━━ Source data ━━

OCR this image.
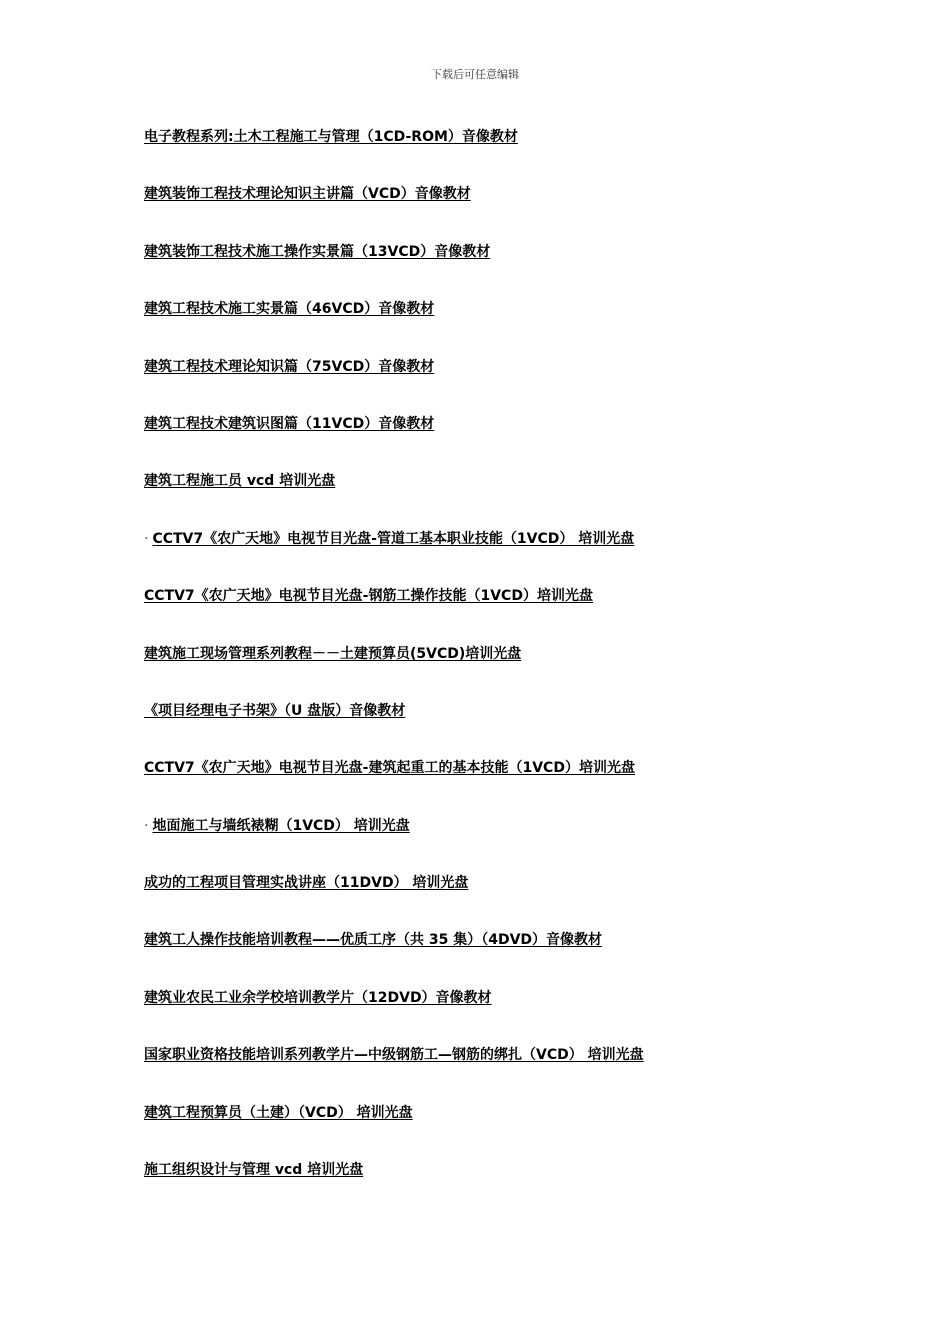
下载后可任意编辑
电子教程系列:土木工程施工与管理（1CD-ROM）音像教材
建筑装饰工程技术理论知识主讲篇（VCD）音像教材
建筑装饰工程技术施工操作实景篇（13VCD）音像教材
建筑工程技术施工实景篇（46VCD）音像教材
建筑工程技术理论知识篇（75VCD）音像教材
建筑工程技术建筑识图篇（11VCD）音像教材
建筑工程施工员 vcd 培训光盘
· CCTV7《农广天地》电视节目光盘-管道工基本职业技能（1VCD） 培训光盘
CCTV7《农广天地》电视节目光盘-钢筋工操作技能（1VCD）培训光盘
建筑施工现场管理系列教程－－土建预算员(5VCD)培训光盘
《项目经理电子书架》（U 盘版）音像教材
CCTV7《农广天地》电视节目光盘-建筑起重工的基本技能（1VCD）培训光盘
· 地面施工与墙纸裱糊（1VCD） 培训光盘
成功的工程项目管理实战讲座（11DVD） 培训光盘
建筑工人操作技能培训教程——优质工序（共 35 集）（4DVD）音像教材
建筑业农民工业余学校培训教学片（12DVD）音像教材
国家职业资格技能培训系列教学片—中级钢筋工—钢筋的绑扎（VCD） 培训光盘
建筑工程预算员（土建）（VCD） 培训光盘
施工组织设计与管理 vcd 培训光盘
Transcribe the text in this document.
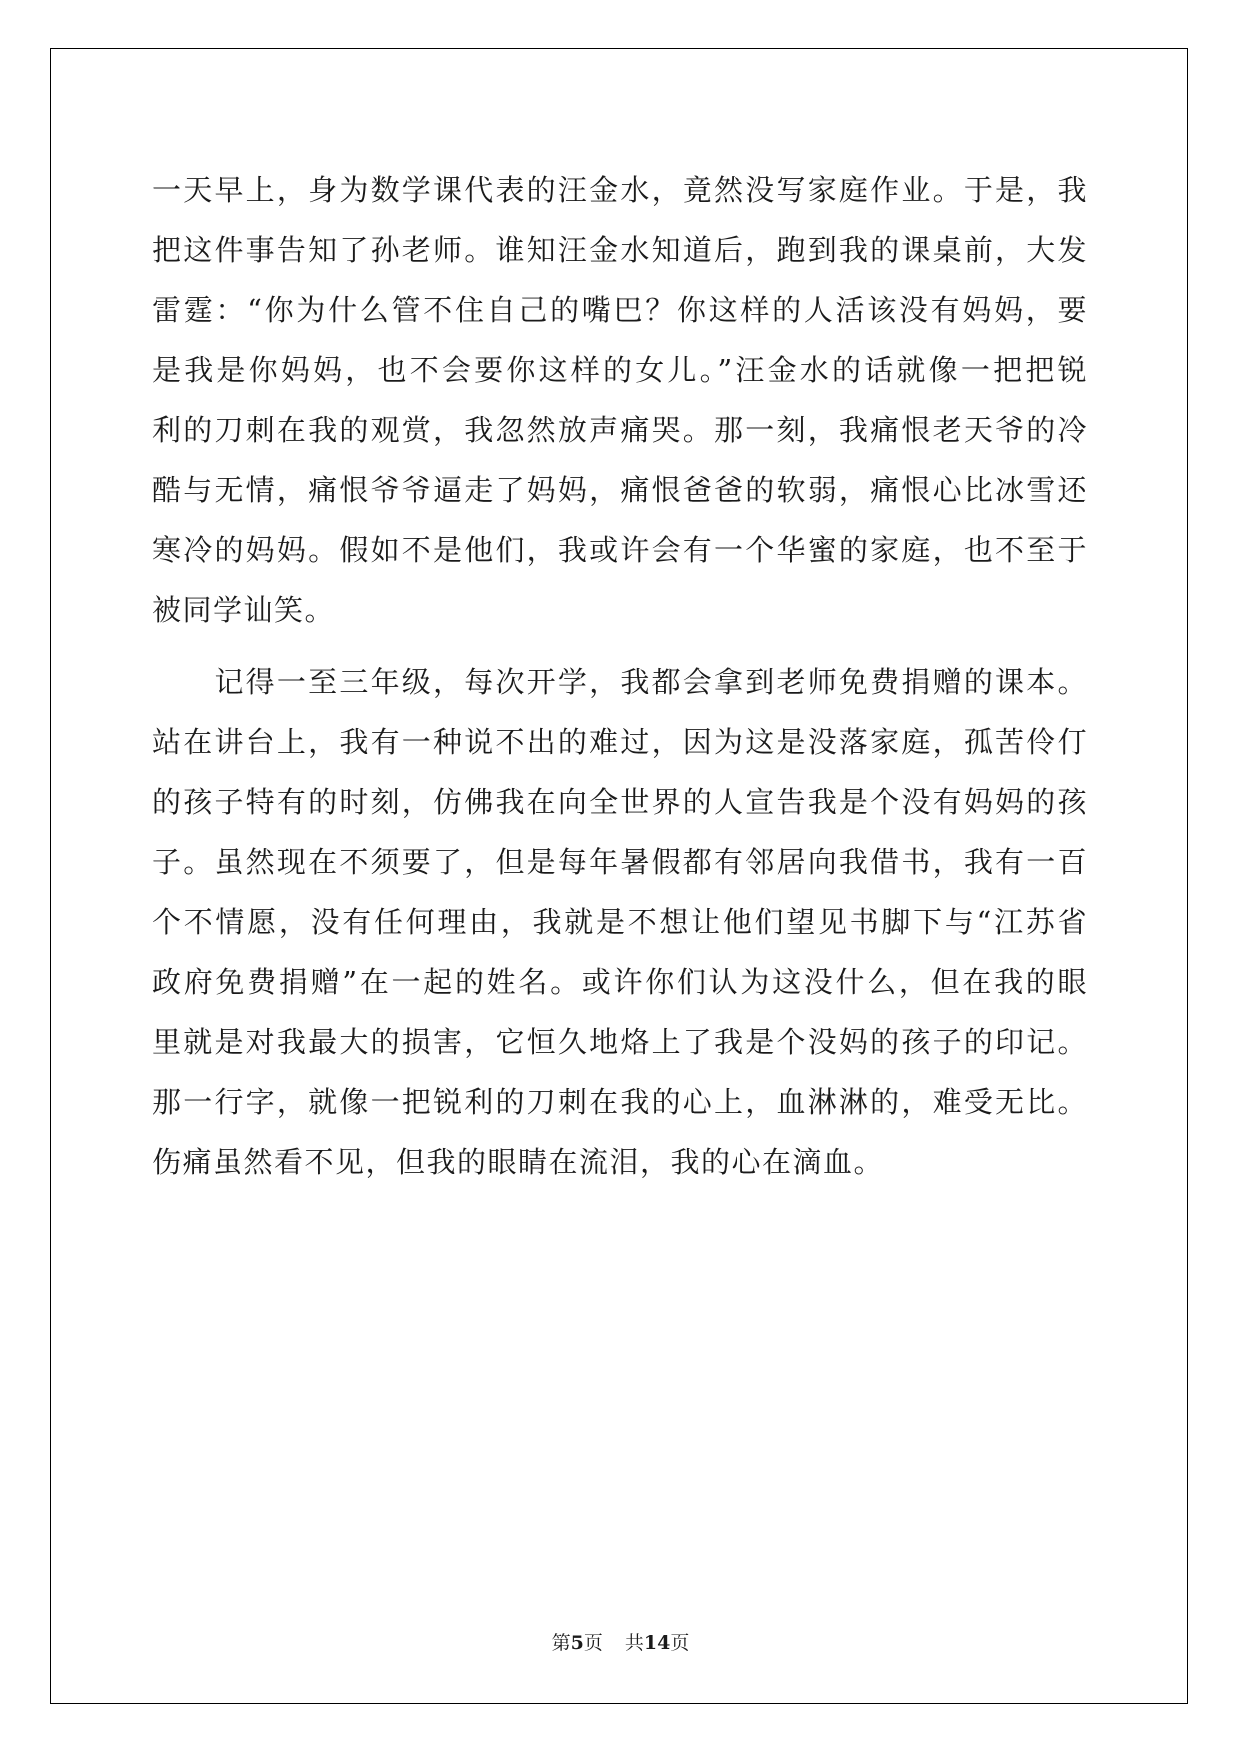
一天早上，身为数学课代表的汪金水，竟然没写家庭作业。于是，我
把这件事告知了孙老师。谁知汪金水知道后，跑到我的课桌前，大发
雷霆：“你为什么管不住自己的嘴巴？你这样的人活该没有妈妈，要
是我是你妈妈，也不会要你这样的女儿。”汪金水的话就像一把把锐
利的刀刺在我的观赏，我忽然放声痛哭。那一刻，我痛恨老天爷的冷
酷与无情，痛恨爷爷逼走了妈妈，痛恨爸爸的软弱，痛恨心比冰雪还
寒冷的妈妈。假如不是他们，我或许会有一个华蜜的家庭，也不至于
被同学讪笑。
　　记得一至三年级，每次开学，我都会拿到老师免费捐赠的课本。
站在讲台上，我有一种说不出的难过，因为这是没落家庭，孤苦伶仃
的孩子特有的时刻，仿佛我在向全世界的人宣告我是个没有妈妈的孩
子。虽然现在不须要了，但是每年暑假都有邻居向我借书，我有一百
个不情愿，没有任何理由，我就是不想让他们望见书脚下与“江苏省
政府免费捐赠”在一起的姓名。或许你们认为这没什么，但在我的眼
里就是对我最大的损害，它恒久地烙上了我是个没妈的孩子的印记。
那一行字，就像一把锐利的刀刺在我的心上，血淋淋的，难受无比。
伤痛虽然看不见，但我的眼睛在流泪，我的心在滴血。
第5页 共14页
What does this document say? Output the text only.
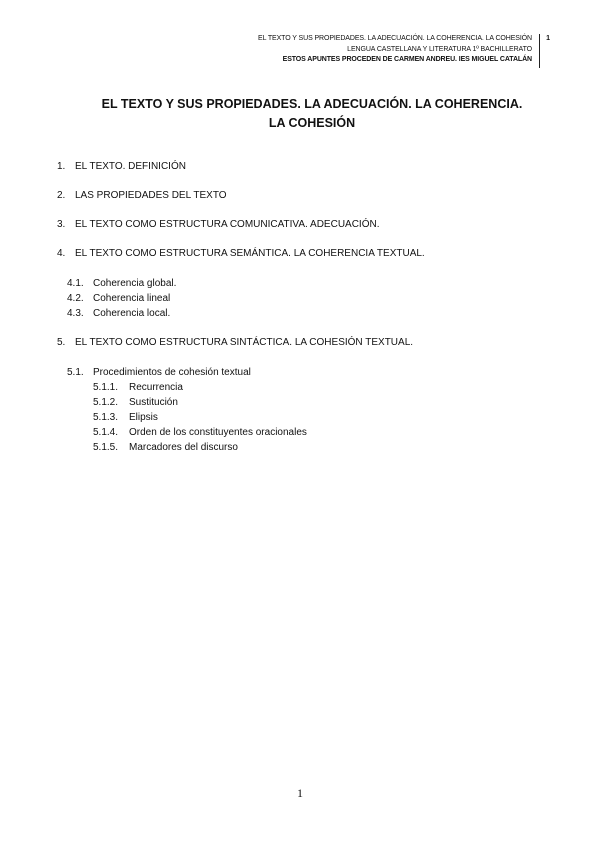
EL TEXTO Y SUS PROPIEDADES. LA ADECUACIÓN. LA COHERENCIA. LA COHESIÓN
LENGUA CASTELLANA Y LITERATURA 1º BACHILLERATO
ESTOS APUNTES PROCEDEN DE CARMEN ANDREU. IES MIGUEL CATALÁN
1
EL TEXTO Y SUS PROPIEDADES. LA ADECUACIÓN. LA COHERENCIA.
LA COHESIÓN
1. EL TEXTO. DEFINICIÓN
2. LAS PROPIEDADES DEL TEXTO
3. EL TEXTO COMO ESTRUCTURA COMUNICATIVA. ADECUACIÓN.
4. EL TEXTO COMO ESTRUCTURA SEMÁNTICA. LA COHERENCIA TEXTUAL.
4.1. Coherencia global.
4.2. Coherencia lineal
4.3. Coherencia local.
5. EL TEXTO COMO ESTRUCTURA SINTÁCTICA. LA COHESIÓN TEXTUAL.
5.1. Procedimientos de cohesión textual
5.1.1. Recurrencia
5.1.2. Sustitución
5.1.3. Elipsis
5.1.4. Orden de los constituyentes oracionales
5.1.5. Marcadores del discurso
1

━━━

Look over the listing. Pull out every line with the string "音像教材" in it.

The solution |
电子教程系列:土木工程施工与管理（1CD-ROM）音像教材
建筑装饰工程技术理论知识主讲篇（VCD）音像教材
建筑装饰工程技术施工操作实景篇（13VCD）音像教材
建筑工程技术施工实景篇（46VCD）音像教材
建筑工程技术理论知识篇（75VCD）音像教材
建筑工程技术建筑识图篇（11VCD）音像教材
《项目经理电子书架》（U 盘版）音像教材
建筑工人操作技能培训教程——优质工序（共 35 集）（4DVD）音像教材
建筑业农民工业余学校培训教学片（12DVD）音像教材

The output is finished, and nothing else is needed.